▸ **Stated exercise**
Reproduce every line of text in the records below as a single numbered list, omitting blank lines. Leave the pictures out of the answer.

▸ **Data**
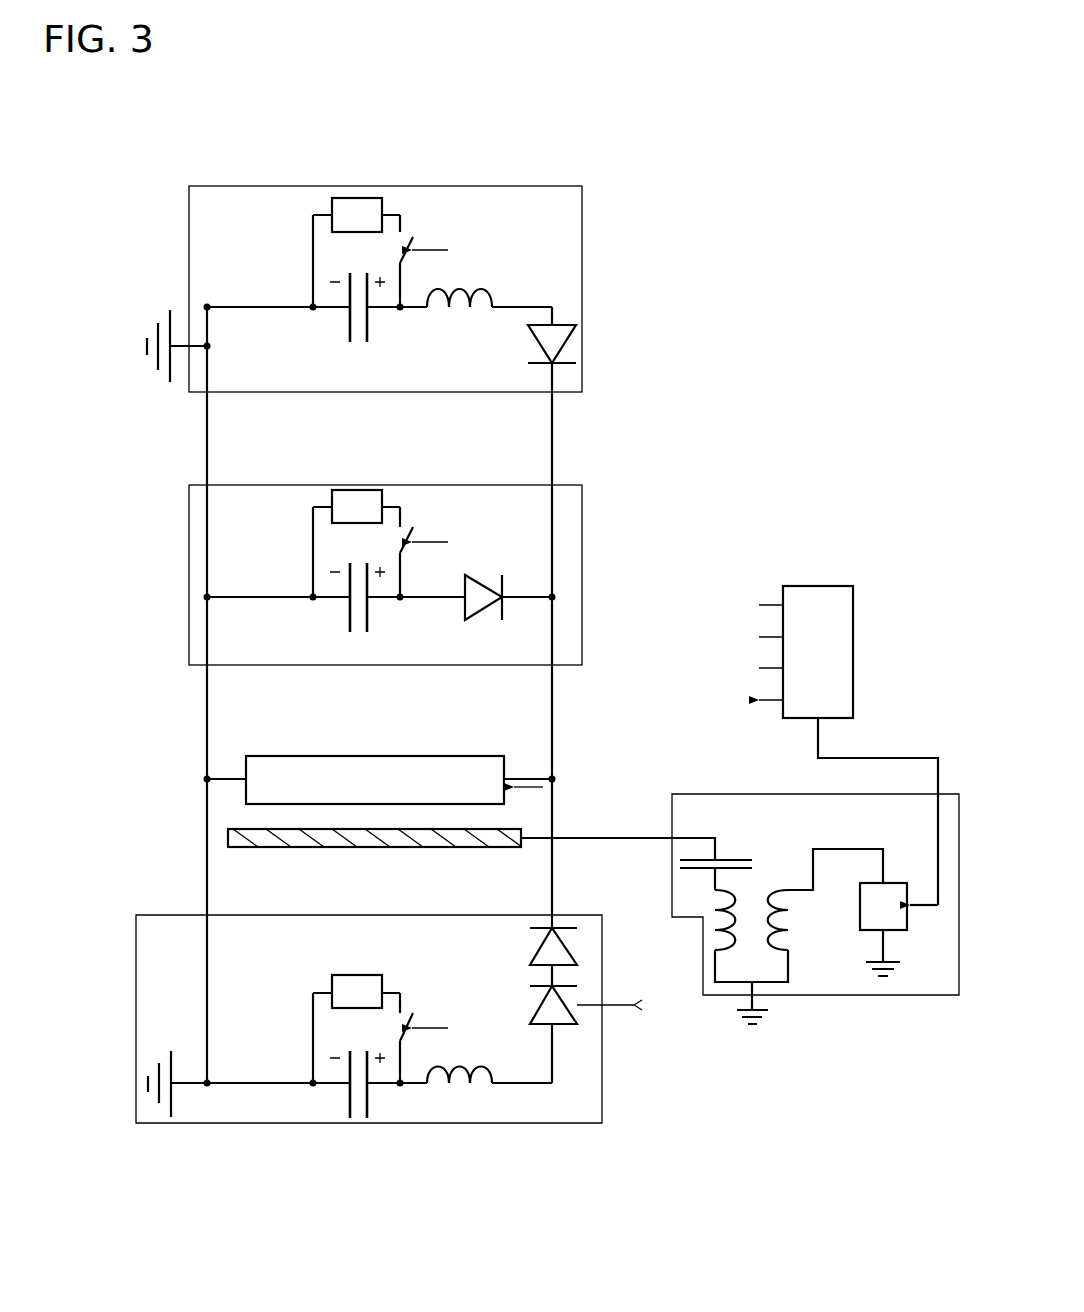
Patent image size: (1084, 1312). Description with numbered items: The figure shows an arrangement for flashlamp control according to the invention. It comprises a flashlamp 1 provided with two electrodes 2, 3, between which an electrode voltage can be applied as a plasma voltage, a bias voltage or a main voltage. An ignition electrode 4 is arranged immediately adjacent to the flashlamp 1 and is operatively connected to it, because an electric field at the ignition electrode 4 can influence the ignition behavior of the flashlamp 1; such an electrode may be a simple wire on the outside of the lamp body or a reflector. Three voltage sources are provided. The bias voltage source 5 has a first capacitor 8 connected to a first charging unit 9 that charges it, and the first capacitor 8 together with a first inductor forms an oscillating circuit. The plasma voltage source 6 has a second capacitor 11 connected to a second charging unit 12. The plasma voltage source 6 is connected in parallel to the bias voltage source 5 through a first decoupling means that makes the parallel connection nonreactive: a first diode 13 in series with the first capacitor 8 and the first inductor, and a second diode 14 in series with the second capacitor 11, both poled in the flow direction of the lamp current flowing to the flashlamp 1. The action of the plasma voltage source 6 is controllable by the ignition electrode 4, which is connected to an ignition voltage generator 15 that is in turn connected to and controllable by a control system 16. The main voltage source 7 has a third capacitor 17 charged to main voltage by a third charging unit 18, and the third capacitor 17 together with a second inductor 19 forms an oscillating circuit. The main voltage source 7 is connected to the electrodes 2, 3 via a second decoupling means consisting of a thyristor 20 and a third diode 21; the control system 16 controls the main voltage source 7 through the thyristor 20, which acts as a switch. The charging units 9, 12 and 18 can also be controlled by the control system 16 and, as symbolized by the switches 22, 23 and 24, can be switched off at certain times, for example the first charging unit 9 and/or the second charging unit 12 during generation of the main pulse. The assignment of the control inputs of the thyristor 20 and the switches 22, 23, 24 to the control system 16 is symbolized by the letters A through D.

The flashlamp 1 is at (320, 779).
The electrode 2 is at (525, 778).
The electrode 3 is at (243, 783).
The ignition electrode 4 is at (247, 838).
The bias voltage source 5 is at (582, 220).
The plasma voltage source 6 is at (189, 530).
The main voltage source 7 is at (602, 1097).
The first capacitor 8 is at (345, 330).
The first charging unit 9 is at (352, 210).
The second capacitor 11 is at (345, 618).
The second charging unit 12 is at (350, 507).
The first diode 13 is at (553, 342).
The second diode 14 is at (488, 598).
The ignition voltage generator 15 is at (842, 997).
The control system 16 is at (835, 648).
The third capacitor 17 is at (357, 1118).
The third charging unit 18 is at (352, 993).
The second inductor 19 is at (463, 1077).
The thyristor 20 is at (563, 1017).
The third diode 21 is at (557, 967).
The switch 22 is at (410, 237).
The switch 23 is at (410, 527).
The switch 24 is at (403, 1010).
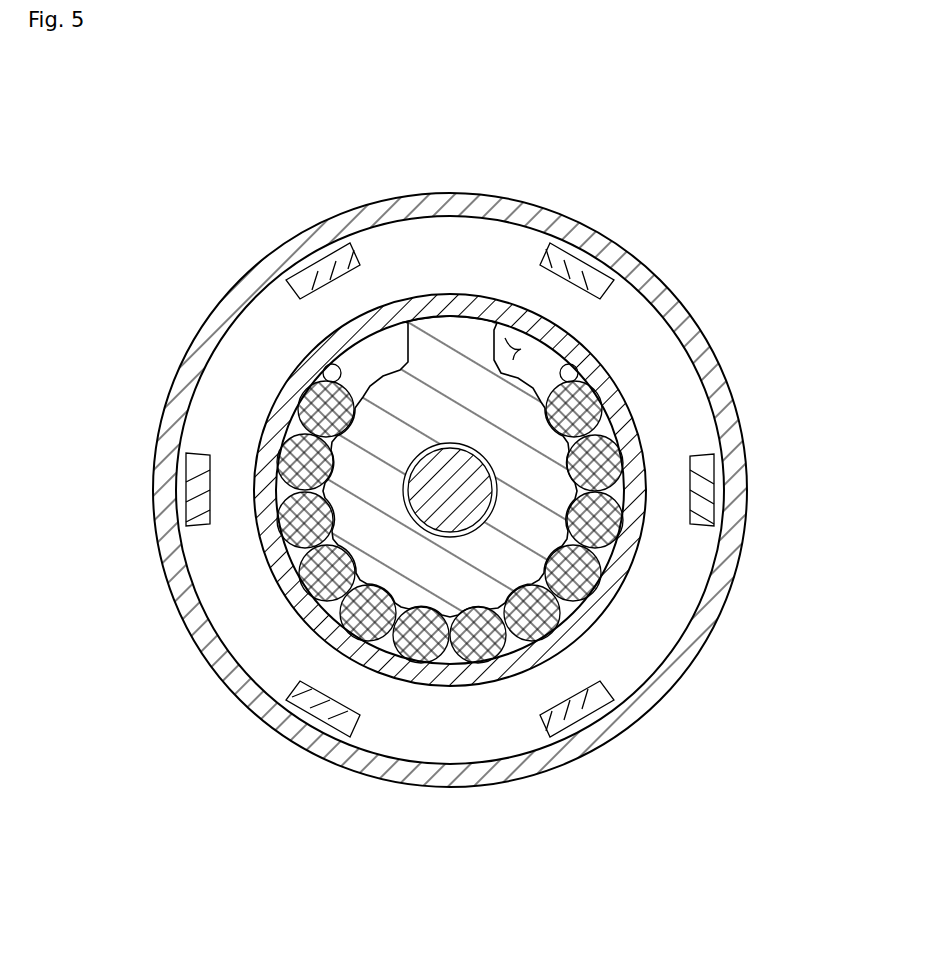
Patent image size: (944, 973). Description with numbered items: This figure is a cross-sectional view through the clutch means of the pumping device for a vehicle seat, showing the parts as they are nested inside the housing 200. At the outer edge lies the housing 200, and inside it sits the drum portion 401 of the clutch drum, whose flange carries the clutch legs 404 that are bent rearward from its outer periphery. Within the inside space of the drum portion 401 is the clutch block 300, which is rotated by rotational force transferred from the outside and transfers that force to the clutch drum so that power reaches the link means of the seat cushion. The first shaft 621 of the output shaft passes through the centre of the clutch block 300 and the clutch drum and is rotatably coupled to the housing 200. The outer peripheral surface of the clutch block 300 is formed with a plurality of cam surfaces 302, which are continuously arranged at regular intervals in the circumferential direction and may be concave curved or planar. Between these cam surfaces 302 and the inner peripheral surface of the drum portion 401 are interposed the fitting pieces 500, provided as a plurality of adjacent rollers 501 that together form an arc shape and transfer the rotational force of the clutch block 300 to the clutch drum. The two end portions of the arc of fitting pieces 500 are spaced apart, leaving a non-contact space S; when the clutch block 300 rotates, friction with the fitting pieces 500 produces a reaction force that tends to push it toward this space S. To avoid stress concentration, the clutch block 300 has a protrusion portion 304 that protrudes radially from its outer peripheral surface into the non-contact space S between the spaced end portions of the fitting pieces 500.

The housing 200 is at (545, 201).
The clutch block 300 is at (412, 493).
The cam surfaces 302 is at (520, 585).
The protrusion portion 304 is at (447, 320).
The drum portion 401 is at (600, 377).
The clutch legs 404 is at (705, 487).
The fitting pieces 500 is at (458, 570).
The rollers 501 is at (327, 580).
The first shaft 621 is at (431, 515).
The non-contact space S is at (512, 345).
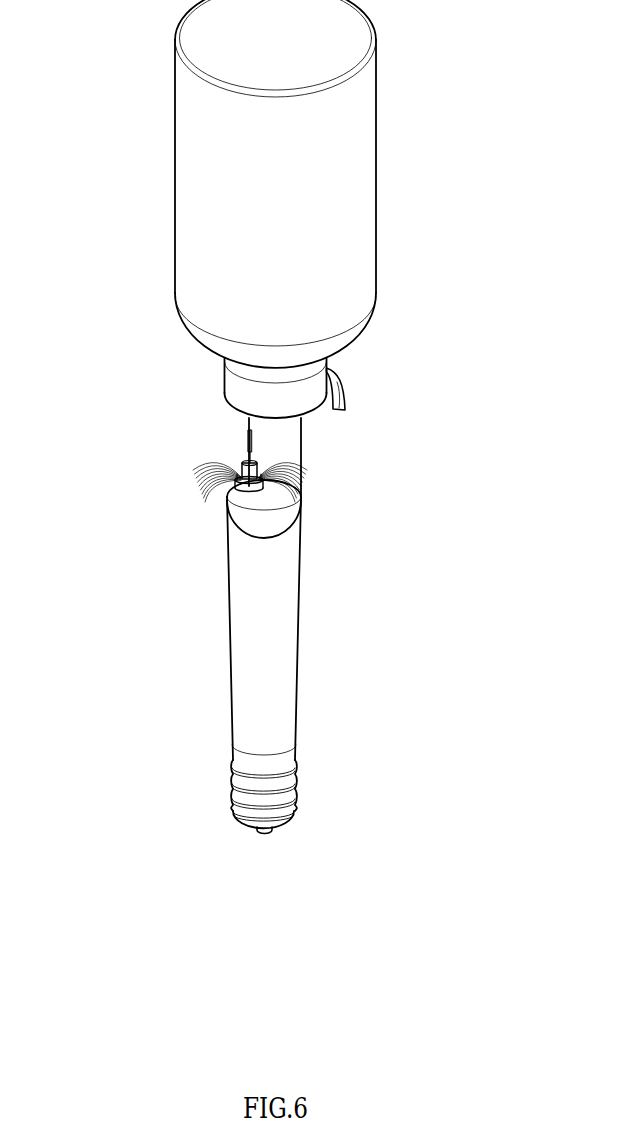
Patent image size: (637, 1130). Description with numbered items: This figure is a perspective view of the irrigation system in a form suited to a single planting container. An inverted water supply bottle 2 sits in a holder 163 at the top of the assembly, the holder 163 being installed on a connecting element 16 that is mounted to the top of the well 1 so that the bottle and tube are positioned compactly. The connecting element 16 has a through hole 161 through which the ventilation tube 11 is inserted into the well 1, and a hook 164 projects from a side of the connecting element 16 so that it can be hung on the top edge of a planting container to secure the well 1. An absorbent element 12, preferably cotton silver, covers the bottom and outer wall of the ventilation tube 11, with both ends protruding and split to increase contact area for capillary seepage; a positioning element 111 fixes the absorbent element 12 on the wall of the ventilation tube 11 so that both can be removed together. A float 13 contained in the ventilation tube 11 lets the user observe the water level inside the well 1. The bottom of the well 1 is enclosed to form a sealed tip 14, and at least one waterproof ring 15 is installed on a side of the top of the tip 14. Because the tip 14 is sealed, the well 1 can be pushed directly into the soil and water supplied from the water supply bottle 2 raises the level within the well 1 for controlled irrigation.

The well 1 is at (243, 633).
The water supply bottle 2 is at (185, 190).
The ventilation tube 11 is at (251, 483).
The absorbent element 12 is at (198, 481).
The float 13 is at (248, 441).
The tip 14 is at (263, 834).
The waterproof ring 15 is at (234, 771).
The connecting element 16 is at (285, 438).
The positioning element 111 is at (246, 488).
The through hole 161 is at (236, 484).
The holder 163 is at (303, 369).
The hook 164 is at (338, 392).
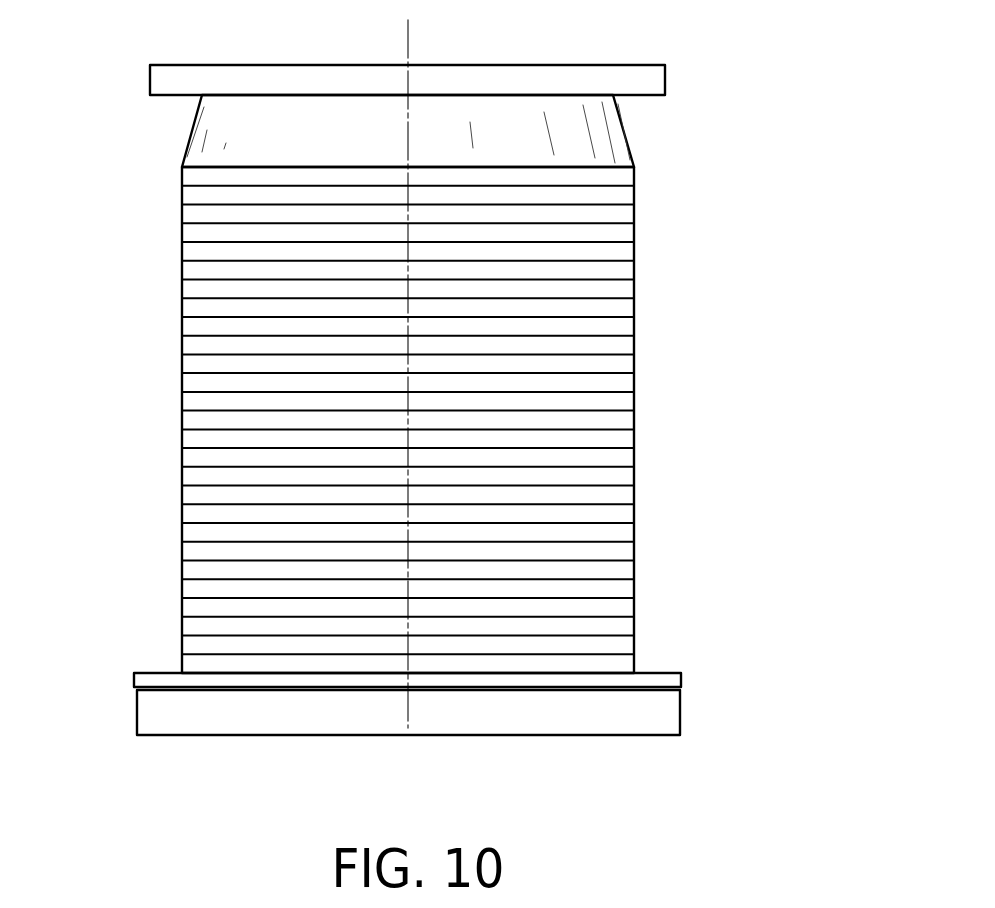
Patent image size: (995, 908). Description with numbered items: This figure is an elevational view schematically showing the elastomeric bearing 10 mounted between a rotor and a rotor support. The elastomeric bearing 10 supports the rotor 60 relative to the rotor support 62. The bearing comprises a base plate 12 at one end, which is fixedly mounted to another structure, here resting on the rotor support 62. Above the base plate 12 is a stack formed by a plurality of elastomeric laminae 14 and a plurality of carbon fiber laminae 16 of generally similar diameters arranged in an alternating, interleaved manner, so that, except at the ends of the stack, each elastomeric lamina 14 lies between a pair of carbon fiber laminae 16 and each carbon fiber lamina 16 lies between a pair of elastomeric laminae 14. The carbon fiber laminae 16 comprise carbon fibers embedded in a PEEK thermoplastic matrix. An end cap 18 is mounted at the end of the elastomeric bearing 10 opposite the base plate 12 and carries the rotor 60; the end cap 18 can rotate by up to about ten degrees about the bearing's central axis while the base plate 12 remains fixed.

▸ **Result**
1. Patent image size: (1084, 1312). Description with numbered items: The figure shows an arrangement for flashlamp control according to the invention. It comprises a flashlamp 1 provided with two electrodes 2, 3, between which an electrode voltage can be applied as a plasma voltage, a bias voltage or a main voltage. An ignition electrode 4 is arranged immediately adjacent to the flashlamp 1 and is operatively connected to it, because an electric field at the ignition electrode 4 can influence the ignition behavior of the flashlamp 1; such an electrode may be a simple wire on the outside of the lamp body or a reflector. Three voltage sources are provided. The bias voltage source 5 has a first capacitor 8 connected to a first charging unit 9 that charges it, and the first capacitor 8 together with a first inductor forms an oscillating circuit. The plasma voltage source 6 has a second capacitor 11 connected to a second charging unit 12. The plasma voltage source 6 is connected in parallel to the bias voltage source 5 through a first decoupling means that makes the parallel connection nonreactive: a first diode 13 in series with the first capacitor 8 and the first inductor, and a second diode 14 in series with the second capacitor 11, both poled in the flow direction of the lamp current flowing to the flashlamp 1. The action of the plasma voltage source 6 is controllable by the ignition electrode 4, which is connected to an ignition voltage generator 15 that is in turn connected to and controllable by a control system 16. The main voltage source 7 has a third capacitor 17 charged to main voltage by a third charging unit 18, and the third capacitor 17 together with a second inductor 19 forms an oscillating circuit. The main voltage source 7 is connected to the electrodes 2, 3 via a second decoupling means consisting of a thyristor 20 and a third diode 21; the control system 16 controls the main voltage source 7 through the thyristor 20, which acts as a switch. The charging units 9, 12 and 18 can also be controlled by the control system 16 and, as symbolized by the switches 22, 23 and 24, can be switched off at certain times, for example the first charging unit 9 and/or the second charging unit 12 during generation of the main pulse. The assignment of the control inputs of the thyristor 20 and the switches 22, 23, 24 to the control system 16 is symbolized by the letters A through D.
2. The flashlamp 1 is at (320, 779).
3. The electrode 2 is at (525, 778).
4. The electrode 3 is at (243, 783).
5. The ignition electrode 4 is at (247, 838).
6. The bias voltage source 5 is at (582, 220).
7. The plasma voltage source 6 is at (189, 530).
8. The main voltage source 7 is at (602, 1097).
9. The first capacitor 8 is at (345, 330).
10. The first charging unit 9 is at (352, 210).
11. The second capacitor 11 is at (345, 618).
12. The second charging unit 12 is at (350, 507).
13. The first diode 13 is at (553, 342).
14. The second diode 14 is at (488, 598).
15. The ignition voltage generator 15 is at (842, 997).
16. The control system 16 is at (835, 648).
17. The third capacitor 17 is at (357, 1118).
18. The third charging unit 18 is at (352, 993).
19. The second inductor 19 is at (463, 1077).
20. The thyristor 20 is at (563, 1017).
21. The third diode 21 is at (557, 967).
22. The switch 22 is at (410, 237).
23. The switch 23 is at (410, 527).
24. The switch 24 is at (403, 1010).
25. Patent image size: (944, 973). Description with numbered items: This figure is a cross-sectional view through the clutch means of the pumping device for a vehicle seat, showing the parts as they are nested inside the housing 200. At the outer edge lies the housing 200, and inside it sits the drum portion 401 of the clutch drum, whose flange carries the clutch legs 404 that are bent rearward from its outer periphery. Within the inside space of the drum portion 401 is the clutch block 300, which is rotated by rotational force transferred from the outside and transfers that force to the clutch drum so that power reaches the link means of the seat cushion. The first shaft 621 of the output shaft passes through the centre of the clutch block 300 and the clutch drum and is rotatably coupled to the housing 200. The outer peripheral surface of the clutch block 300 is formed with a plurality of cam surfaces 302, which are continuously arranged at regular intervals in the circumferential direction and may be concave curved or planar. Between these cam surfaces 302 and the inner peripheral surface of the drum portion 401 are interposed the fitting pieces 500, provided as a plurality of adjacent rollers 501 that together form an arc shape and transfer the rotational force of the clutch block 300 to the clutch drum. The two end portions of the arc of fitting pieces 500 are spaced apart, leaving a non-contact space S; when the clutch block 300 rotates, friction with the fitting pieces 500 produces a reaction force that tends to push it toward this space S. To avoid stress concentration, the clutch block 300 has a protrusion portion 304 that protrudes radially from its outer peripheral surface into the non-contact space S between the spaced end portions of the fitting pieces 500.
26. The housing 200 is at (545, 201).
27. The clutch block 300 is at (412, 493).
28. The cam surfaces 302 is at (520, 585).
29. The protrusion portion 304 is at (447, 320).
30. The drum portion 401 is at (600, 377).
31. The clutch legs 404 is at (705, 487).
32. The fitting pieces 500 is at (458, 570).
33. The rollers 501 is at (327, 580).
34. The first shaft 621 is at (431, 515).
35. The non-contact space S is at (512, 345).
36. Patent image size: (637, 1130). Description with numbered items: This figure is a perspective view of the irrigation system in a form suited to a single planting container. An inverted water supply bottle 2 sits in a holder 163 at the top of the assembly, the holder 163 being installed on a connecting element 16 that is mounted to the top of the well 1 so that the bottle and tube are positioned compactly. The connecting element 16 has a through hole 161 through which the ventilation tube 11 is inserted into the well 1, and a hook 164 projects from a side of the connecting element 16 so that it can be hung on the top edge of a planting container to secure the well 1. An absorbent element 12, preferably cotton silver, covers the bottom and outer wall of the ventilation tube 11, with both ends protruding and split to increase contact area for capillary seepage; a positioning element 111 fixes the absorbent element 12 on the wall of the ventilation tube 11 so that both can be removed together. A float 13 contained in the ventilation tube 11 lets the user observe the water level inside the well 1. The bottom of the well 1 is enclosed to form a sealed tip 14, and at least one waterproof ring 15 is installed on a side of the top of the tip 14. Because the tip 14 is sealed, the well 1 can be pushed directly into the soil and water supplied from the water supply bottle 2 raises the level within the well 1 for controlled irrigation.
37. The well 1 is at (243, 633).
38. The water supply bottle 2 is at (185, 190).
39. The ventilation tube 11 is at (251, 483).
40. The absorbent element 12 is at (198, 481).
41. The float 13 is at (248, 441).
42. The tip 14 is at (263, 834).
43. The waterproof ring 15 is at (234, 771).
44. The connecting element 16 is at (285, 438).
45. The positioning element 111 is at (246, 488).
46. The through hole 161 is at (236, 484).
47. The holder 163 is at (303, 369).
48. The hook 164 is at (338, 392).
49. Patent image size: (995, 908). Description with numbered items: This figure is an elevational view schematically showing the elastomeric bearing 10 mounted between a rotor and a rotor support. The elastomeric bearing 10 supports the rotor 60 relative to the rotor support 62. The bearing comprises a base plate 12 at one end, which is fixedly mounted to another structure, here resting on the rotor support 62. Above the base plate 12 is a stack formed by a plurality of elastomeric laminae 14 and a plurality of carbon fiber laminae 16 of generally similar diameters arranged in an alternating, interleaved manner, so that, except at the ends of the stack, each elastomeric lamina 14 lies between a pair of carbon fiber laminae 16 and each carbon fiber lamina 16 lies between a pair of elastomeric laminae 14. The carbon fiber laminae 16 comprise carbon fibers embedded in a PEEK thermoplastic matrix. An end cap 18 is mounted at the end of the elastomeric bearing 10 opposite the base plate 12 and carries the rotor 60; the end cap 18 can rotate by up to about ten degrees about the bearing's central axis while the base plate 12 remains fixed.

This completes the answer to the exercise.